• [STATED EXERCISE]
From the listing below, return each line that includes "JSON".

• [DATA SUPPLIED]
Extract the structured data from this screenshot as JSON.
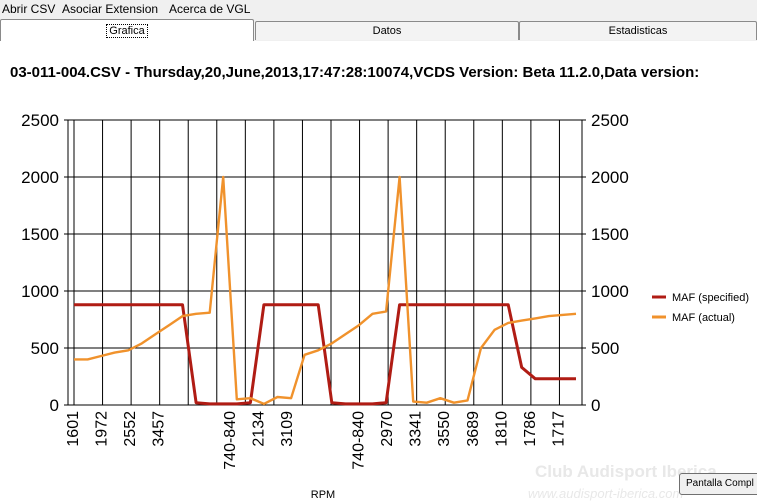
{
  "menu": {
    "items": [
      "Abrir CSV",
      "Asociar Extension",
      "Acerca de VGL"
    ]
  },
  "tabs": [
    {
      "label": "Grafica",
      "active": true
    },
    {
      "label": "Datos",
      "active": false
    },
    {
      "label": "Estadisticas",
      "active": false
    }
  ],
  "header": {
    "title": "03-011-004.CSV - Thursday,20,June,2013,17:47:28:10074,VCDS Version: Beta 11.2.0,Data version:"
  },
  "buttons": {
    "fullscreen_label": "Pantalla Compl"
  },
  "watermark": {
    "line1": "Club Audisport Iberica",
    "line2": "www.audisport-iberica.com"
  },
  "chart_data": {
    "type": "line",
    "xlabel": "RPM",
    "x": [
      "1601",
      "1601",
      "1972",
      "1972",
      "2552",
      "2552",
      "3457",
      "3457",
      "",
      "",
      "",
      "",
      "",
      "740-840",
      "2134",
      "2134",
      "3109",
      "3109",
      "",
      "",
      "",
      "",
      "",
      "740-840",
      "2970",
      "2970",
      "3341",
      "3341",
      "3550",
      "3550",
      "3689",
      "3689",
      "1810",
      "1810",
      "1786",
      "1786",
      "1717",
      "1717"
    ],
    "tick_labels": [
      "1601",
      "1972",
      "2552",
      "3457",
      "740-840",
      "2134",
      "3109",
      "740-840",
      "2970",
      "3341",
      "3550",
      "3689",
      "1810",
      "1786",
      "1717"
    ],
    "ylim": [
      0,
      2500
    ],
    "yticks": [
      0,
      500,
      1000,
      1500,
      2000,
      2500
    ],
    "grid": true,
    "legend_position": "right",
    "series": [
      {
        "name": "MAF (specified)",
        "color": "#b01c14",
        "values": [
          880,
          880,
          880,
          880,
          880,
          880,
          880,
          880,
          880,
          20,
          10,
          10,
          10,
          20,
          880,
          880,
          880,
          880,
          880,
          20,
          10,
          10,
          10,
          20,
          880,
          880,
          880,
          880,
          880,
          880,
          880,
          880,
          880,
          330,
          230,
          230,
          230,
          230
        ]
      },
      {
        "name": "MAF (actual)",
        "color": "#f0922c",
        "values": [
          400,
          400,
          430,
          460,
          480,
          540,
          620,
          700,
          780,
          800,
          810,
          2000,
          50,
          60,
          10,
          70,
          60,
          440,
          480,
          540,
          620,
          700,
          800,
          820,
          2000,
          30,
          20,
          60,
          20,
          40,
          500,
          660,
          720,
          740,
          760,
          780,
          790,
          800
        ]
      }
    ]
  }
}
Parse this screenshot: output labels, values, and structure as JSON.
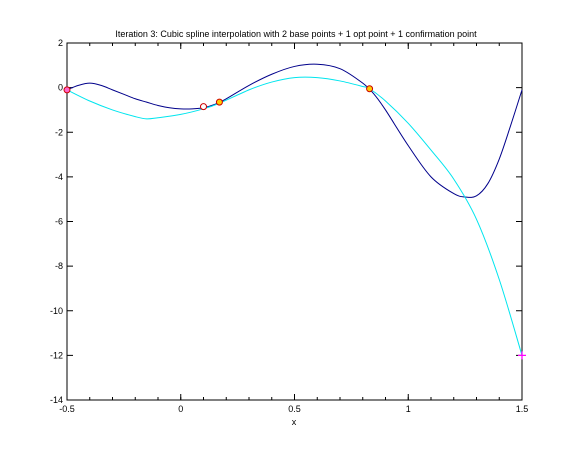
{
  "chart_data": {
    "type": "line",
    "title": "Iteration 3: Cubic spline interpolation with 2 base points + 1 opt point + 1 confirmation point",
    "xlabel": "x",
    "ylabel": "",
    "xlim": [
      -0.5,
      1.5
    ],
    "ylim": [
      -14,
      2
    ],
    "xticks": [
      -0.5,
      0,
      0.5,
      1,
      1.5
    ],
    "xtick_labels": [
      "-0.5",
      "0",
      "0.5",
      "1",
      "1.5"
    ],
    "yticks": [
      -14,
      -12,
      -10,
      -8,
      -6,
      -4,
      -2,
      0,
      2
    ],
    "ytick_labels": [
      "-14",
      "-12",
      "-10",
      "-8",
      "-6",
      "-4",
      "-2",
      "0",
      "2"
    ],
    "grid": false,
    "series": [
      {
        "color": "#00008b",
        "x": [
          -0.5,
          -0.45,
          -0.4,
          -0.35,
          -0.3,
          -0.25,
          -0.2,
          -0.15,
          -0.1,
          -0.05,
          0,
          0.05,
          0.1,
          0.15,
          0.2,
          0.3,
          0.4,
          0.5,
          0.6,
          0.7,
          0.8,
          0.85,
          0.9,
          1.0,
          1.1,
          1.2,
          1.25,
          1.3,
          1.35,
          1.4,
          1.45,
          1.5
        ],
        "y": [
          -0.1,
          0.1,
          0.2,
          0.1,
          -0.1,
          -0.3,
          -0.5,
          -0.65,
          -0.8,
          -0.9,
          -0.95,
          -0.95,
          -0.9,
          -0.75,
          -0.5,
          0.1,
          0.6,
          0.95,
          1.05,
          0.85,
          0.2,
          -0.3,
          -1.0,
          -2.6,
          -4.0,
          -4.75,
          -4.9,
          -4.85,
          -4.3,
          -3.2,
          -1.7,
          -0.1
        ]
      },
      {
        "color": "#00e5ee",
        "x": [
          -0.5,
          -0.4,
          -0.3,
          -0.2,
          -0.15,
          -0.1,
          0,
          0.1,
          0.17,
          0.3,
          0.4,
          0.5,
          0.6,
          0.7,
          0.8,
          0.83,
          0.9,
          1.0,
          1.1,
          1.2,
          1.3,
          1.4,
          1.5
        ],
        "y": [
          -0.1,
          -0.6,
          -1.0,
          -1.3,
          -1.4,
          -1.35,
          -1.2,
          -0.95,
          -0.7,
          -0.1,
          0.25,
          0.45,
          0.45,
          0.3,
          0.05,
          -0.05,
          -0.6,
          -1.6,
          -2.8,
          -4.1,
          -5.9,
          -8.6,
          -12.0
        ]
      }
    ],
    "markers": [
      {
        "x": -0.5,
        "y": -0.1,
        "shape": "circle",
        "stroke": "#cc0000",
        "fill": "#ff66cc"
      },
      {
        "x": 0.1,
        "y": -0.85,
        "shape": "circle",
        "stroke": "#cc0000",
        "fill": "#ffffff"
      },
      {
        "x": 0.17,
        "y": -0.65,
        "shape": "circle",
        "stroke": "#cc0000",
        "fill": "#ffcc00"
      },
      {
        "x": 0.83,
        "y": -0.05,
        "shape": "circle",
        "stroke": "#cc0000",
        "fill": "#ffcc00"
      },
      {
        "x": 1.5,
        "y": -12.0,
        "shape": "plus",
        "stroke": "#ff00ff",
        "fill": "none"
      }
    ]
  }
}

• [THE SOLUTION]
Extract the structured data from this screenshot as JSON.
Parse this screenshot: output labels, values, and structure as JSON.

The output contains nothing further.